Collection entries
· · · ·
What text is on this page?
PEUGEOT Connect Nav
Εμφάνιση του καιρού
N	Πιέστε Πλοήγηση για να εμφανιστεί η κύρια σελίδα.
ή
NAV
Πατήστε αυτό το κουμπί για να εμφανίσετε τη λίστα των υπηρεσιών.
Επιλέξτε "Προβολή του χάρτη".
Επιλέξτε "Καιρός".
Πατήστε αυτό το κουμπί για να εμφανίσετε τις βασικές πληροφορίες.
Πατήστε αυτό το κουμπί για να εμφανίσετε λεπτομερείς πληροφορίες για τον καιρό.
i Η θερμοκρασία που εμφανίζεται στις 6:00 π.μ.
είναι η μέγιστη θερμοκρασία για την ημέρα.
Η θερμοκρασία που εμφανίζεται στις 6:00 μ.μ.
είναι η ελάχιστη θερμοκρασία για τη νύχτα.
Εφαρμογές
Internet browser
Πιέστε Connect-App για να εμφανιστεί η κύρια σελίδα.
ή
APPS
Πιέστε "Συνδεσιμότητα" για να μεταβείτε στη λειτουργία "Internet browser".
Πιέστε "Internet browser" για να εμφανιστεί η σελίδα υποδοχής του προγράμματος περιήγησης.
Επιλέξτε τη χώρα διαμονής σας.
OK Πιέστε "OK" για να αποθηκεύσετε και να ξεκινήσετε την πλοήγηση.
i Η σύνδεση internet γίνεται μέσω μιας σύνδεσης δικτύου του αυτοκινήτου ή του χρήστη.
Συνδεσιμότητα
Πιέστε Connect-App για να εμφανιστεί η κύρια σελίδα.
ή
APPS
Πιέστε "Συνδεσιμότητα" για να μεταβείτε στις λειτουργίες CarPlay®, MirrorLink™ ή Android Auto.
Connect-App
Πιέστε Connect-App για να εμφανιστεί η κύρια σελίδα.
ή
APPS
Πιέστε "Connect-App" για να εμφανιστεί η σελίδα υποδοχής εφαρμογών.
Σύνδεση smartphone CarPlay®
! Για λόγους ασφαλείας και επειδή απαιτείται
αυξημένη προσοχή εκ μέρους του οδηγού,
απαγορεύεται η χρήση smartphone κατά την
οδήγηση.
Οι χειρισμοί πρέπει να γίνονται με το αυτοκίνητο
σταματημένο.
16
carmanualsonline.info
· · · ·
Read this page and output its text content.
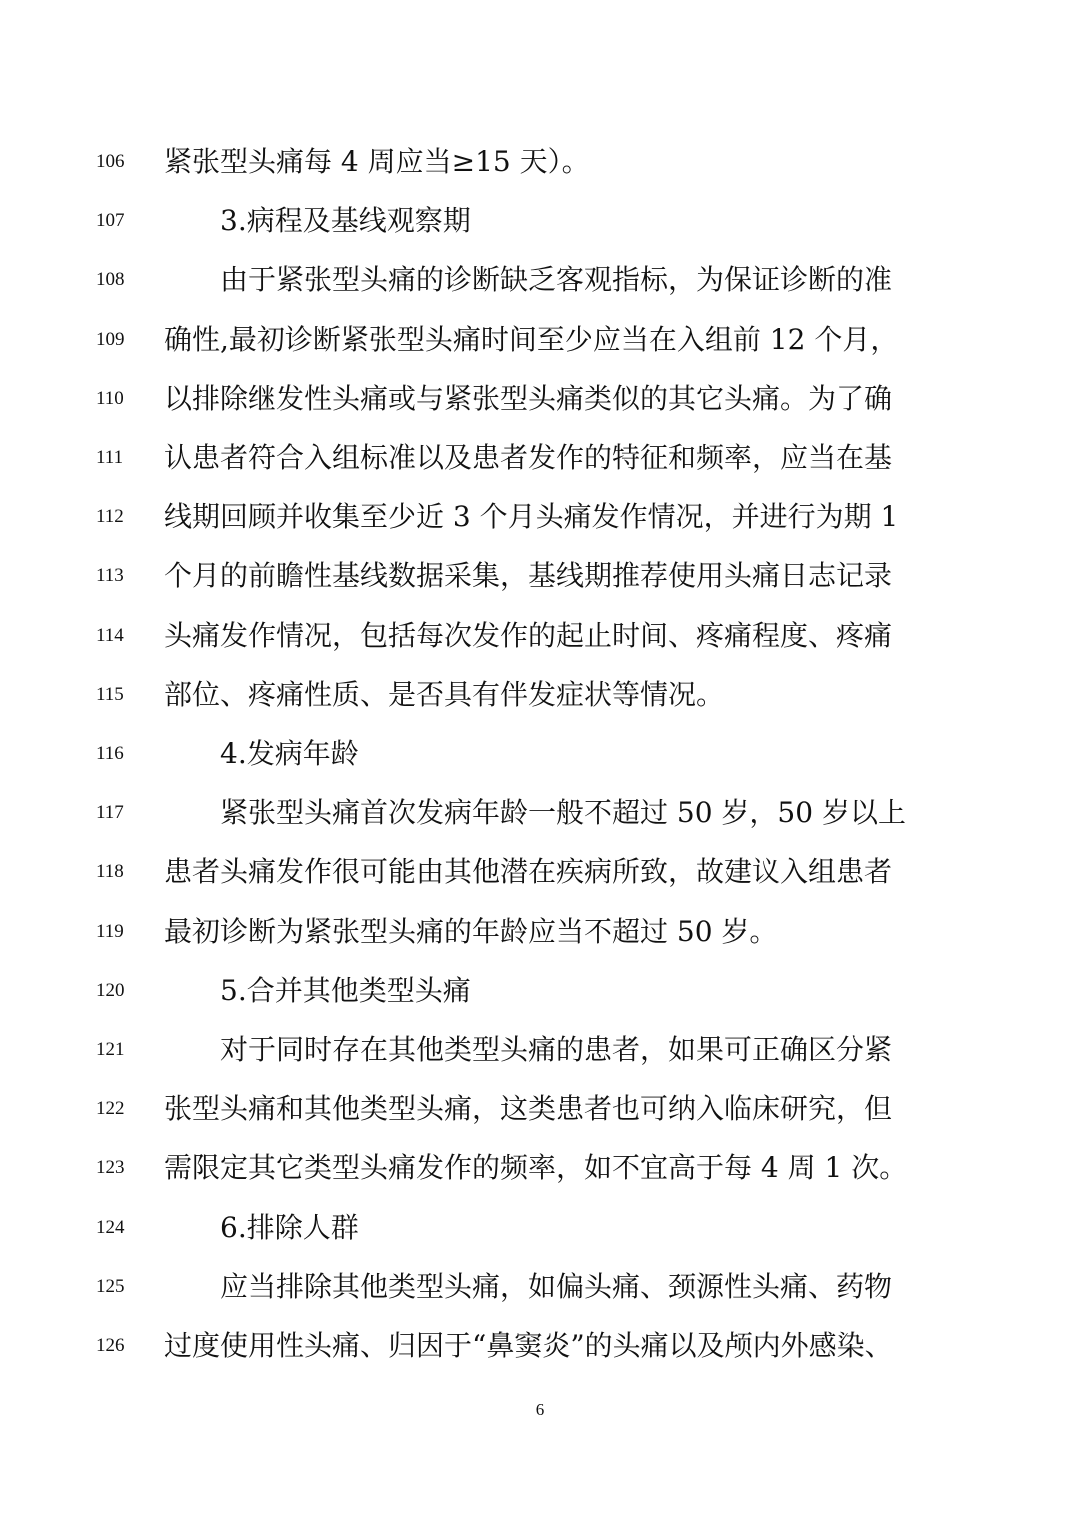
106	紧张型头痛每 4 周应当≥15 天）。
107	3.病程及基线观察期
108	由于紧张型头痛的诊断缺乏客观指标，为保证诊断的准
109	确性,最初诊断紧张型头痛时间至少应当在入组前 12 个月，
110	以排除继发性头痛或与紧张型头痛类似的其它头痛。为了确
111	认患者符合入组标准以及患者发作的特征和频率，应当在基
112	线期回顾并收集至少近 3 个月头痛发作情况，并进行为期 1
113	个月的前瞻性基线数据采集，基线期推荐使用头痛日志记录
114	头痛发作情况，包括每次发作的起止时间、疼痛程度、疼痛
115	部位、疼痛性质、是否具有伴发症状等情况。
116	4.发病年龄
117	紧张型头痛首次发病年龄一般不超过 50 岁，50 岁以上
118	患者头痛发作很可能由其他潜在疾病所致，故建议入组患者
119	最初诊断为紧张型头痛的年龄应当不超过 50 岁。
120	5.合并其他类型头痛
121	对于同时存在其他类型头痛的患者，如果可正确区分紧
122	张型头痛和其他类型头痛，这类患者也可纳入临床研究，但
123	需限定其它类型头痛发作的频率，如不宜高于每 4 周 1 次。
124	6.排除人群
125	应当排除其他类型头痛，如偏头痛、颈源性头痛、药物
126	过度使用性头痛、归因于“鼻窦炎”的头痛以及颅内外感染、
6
· · · ·
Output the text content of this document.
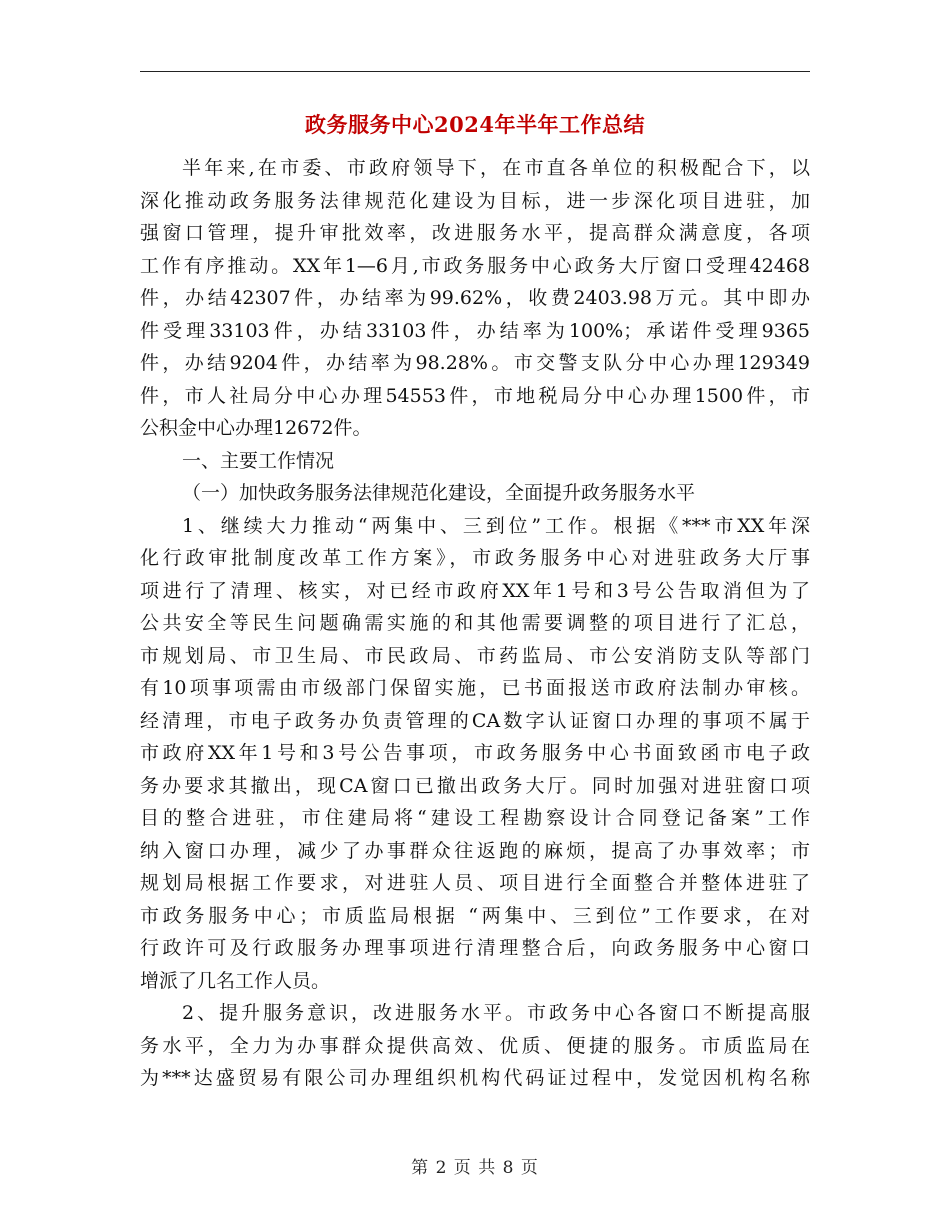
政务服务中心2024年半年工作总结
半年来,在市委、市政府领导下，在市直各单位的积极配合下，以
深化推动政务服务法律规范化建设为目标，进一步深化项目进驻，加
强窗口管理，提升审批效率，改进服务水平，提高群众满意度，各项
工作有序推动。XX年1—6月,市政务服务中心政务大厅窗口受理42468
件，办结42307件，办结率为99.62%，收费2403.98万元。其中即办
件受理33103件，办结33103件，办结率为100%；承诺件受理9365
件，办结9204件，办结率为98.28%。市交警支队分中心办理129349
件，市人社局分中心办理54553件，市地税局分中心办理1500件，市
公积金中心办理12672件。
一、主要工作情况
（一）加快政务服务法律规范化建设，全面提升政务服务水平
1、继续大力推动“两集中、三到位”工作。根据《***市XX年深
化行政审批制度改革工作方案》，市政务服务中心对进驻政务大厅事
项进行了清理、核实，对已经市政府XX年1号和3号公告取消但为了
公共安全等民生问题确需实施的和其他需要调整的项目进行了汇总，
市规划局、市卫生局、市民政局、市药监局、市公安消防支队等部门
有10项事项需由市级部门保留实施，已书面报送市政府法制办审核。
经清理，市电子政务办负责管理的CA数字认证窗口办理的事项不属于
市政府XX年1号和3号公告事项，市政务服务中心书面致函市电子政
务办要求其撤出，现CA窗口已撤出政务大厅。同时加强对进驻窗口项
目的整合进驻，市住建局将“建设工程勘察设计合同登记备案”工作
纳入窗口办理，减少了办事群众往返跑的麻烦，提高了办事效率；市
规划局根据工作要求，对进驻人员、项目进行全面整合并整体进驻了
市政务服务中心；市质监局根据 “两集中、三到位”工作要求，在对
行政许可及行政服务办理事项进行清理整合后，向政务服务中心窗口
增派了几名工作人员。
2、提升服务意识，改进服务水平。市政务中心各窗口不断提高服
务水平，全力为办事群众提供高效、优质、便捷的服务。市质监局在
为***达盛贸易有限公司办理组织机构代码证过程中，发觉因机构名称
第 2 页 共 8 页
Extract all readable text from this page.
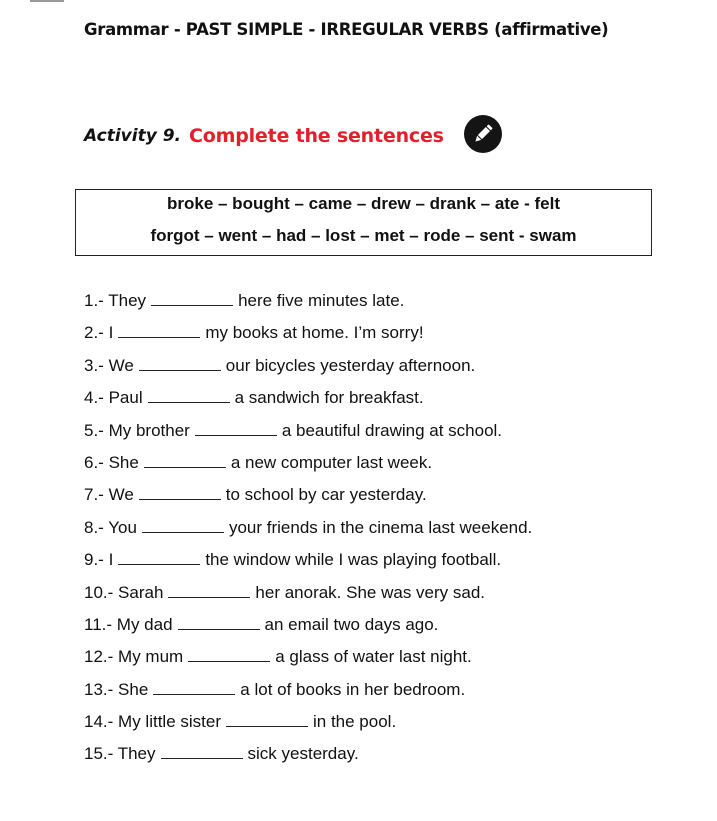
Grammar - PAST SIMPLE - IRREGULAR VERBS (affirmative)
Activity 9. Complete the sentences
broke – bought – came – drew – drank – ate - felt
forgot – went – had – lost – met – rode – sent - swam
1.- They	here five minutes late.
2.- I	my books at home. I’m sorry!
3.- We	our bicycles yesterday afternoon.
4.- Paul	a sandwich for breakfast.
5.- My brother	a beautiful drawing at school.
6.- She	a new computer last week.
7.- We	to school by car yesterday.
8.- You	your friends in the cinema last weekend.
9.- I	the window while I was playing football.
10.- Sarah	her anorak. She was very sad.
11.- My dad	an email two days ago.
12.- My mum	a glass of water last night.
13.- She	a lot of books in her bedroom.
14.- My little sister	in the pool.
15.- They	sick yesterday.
· · · ·
Each line above that includes "πληροφορίες" should be shown.

Πατήστε αυτό το κουμπί για να εμφανίσετε τις βασικές πληροφορίες.
Πατήστε αυτό το κουμπί για να εμφανίσετε λεπτομερείς πληροφορίες για τον καιρό.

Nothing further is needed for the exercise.